§ SOURCE DATA:
■ ■ ■

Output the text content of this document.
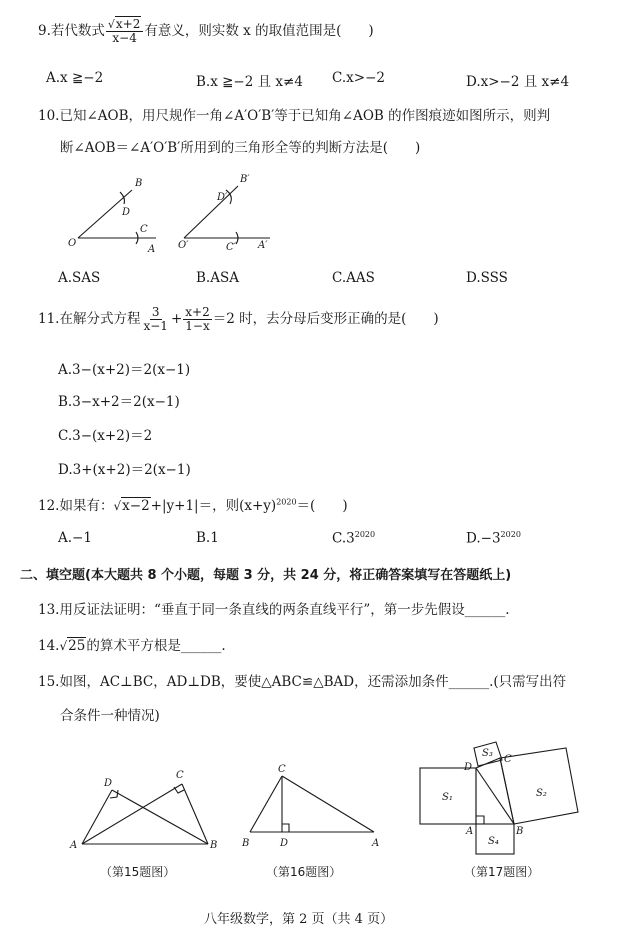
9.若代数式 $\frac{√x+2}{x-4}$ 有意义，则实数 x 的取值范围是(　　)
A.x ≧−2	B.x ≧−2 且 x≠4 C.x>−2	D.x>−2 且 x≠4
10.已知∠AOB，用尺规作一角∠A′O′B′等于已知角∠AOB 的作图痕迹如图所示，则判
断∠AOB＝∠A′O′B′所用到的三角形全等的判断方法是(　　)
B
D
C
O
A
B′
D′
O′	C′ A′
A.SAS	B.ASA	C.AAS	D.SSS
11.在解分式方程 $\frac{3}{x-1} + \frac{x+2}{1-x} =2$ 时，去分母后变形正确的是(　　)
A.3−(x+2)＝2(x−1)
B.3−x+2＝2(x−1)
C.3−(x+2)＝2
D.3+(x+2)＝2(x−1)
12.如果有：√x−2+|y+1|＝，则$(x+y)^{2020}=$(　　)
A.−1	B.1	$C.3^{2020}$	$D.-3^{2020}$
二、填空题(本大题共 8 个小题，每题 3 分，共 24 分，将正确答案填写在答题纸上)
13.用反证法证明：“垂直于同一条直线的两条直线平行”，第一步先假设______.
14.√25的算术平方根是______.
15.如图，AC⊥BC，AD⊥DB，要使△ABC≌△BAD，还需添加条件______.(只需写出符
合条件一种情况)
D
C
A	B
（第15题图）
C
B	D	A
（第16题图）
S₃
C
D
S₁	S₂
A	B
S₄
（第17题图）
八年级数学，第 2 页（共 4 页）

■ ■ ■

§ DIRECTIONS: Extract all the data above exactly, excluding every picture.

§ OUTPUT FOR THIS EXERCISE:
Output the text content of this document.
9.若代数式 $\frac{√x+2}{x-4}$ 有意义，则实数 x 的取值范围是(　　)
A.x ≧−2	B.x ≧−2 且 x≠4 C.x>−2	D.x>−2 且 x≠4
10.已知∠AOB，用尺规作一角∠A′O′B′等于已知角∠AOB 的作图痕迹如图所示，则判
断∠AOB＝∠A′O′B′所用到的三角形全等的判断方法是(　　)
B
D
C
O
A
B′
D′
O′	C′ A′
A.SAS	B.ASA	C.AAS	D.SSS
11.在解分式方程 $\frac{3}{x-1} + \frac{x+2}{1-x} =2$ 时，去分母后变形正确的是(　　)
A.3−(x+2)＝2(x−1)
B.3−x+2＝2(x−1)
C.3−(x+2)＝2
D.3+(x+2)＝2(x−1)
12.如果有：√x−2+|y+1|＝，则$(x+y)^{2020}=$(　　)
A.−1	B.1	$C.3^{2020}$	$D.-3^{2020}$
二、填空题(本大题共 8 个小题，每题 3 分，共 24 分，将正确答案填写在答题纸上)
13.用反证法证明：“垂直于同一条直线的两条直线平行”，第一步先假设______.
14.√25的算术平方根是______.
15.如图，AC⊥BC，AD⊥DB，要使△ABC≌△BAD，还需添加条件______.(只需写出符
合条件一种情况)
D
C
A	B
（第15题图）
C
B	D	A
（第16题图）
S₃
C
D
S₁	S₂
A	B
S₄
（第17题图）
八年级数学，第 2 页（共 4 页）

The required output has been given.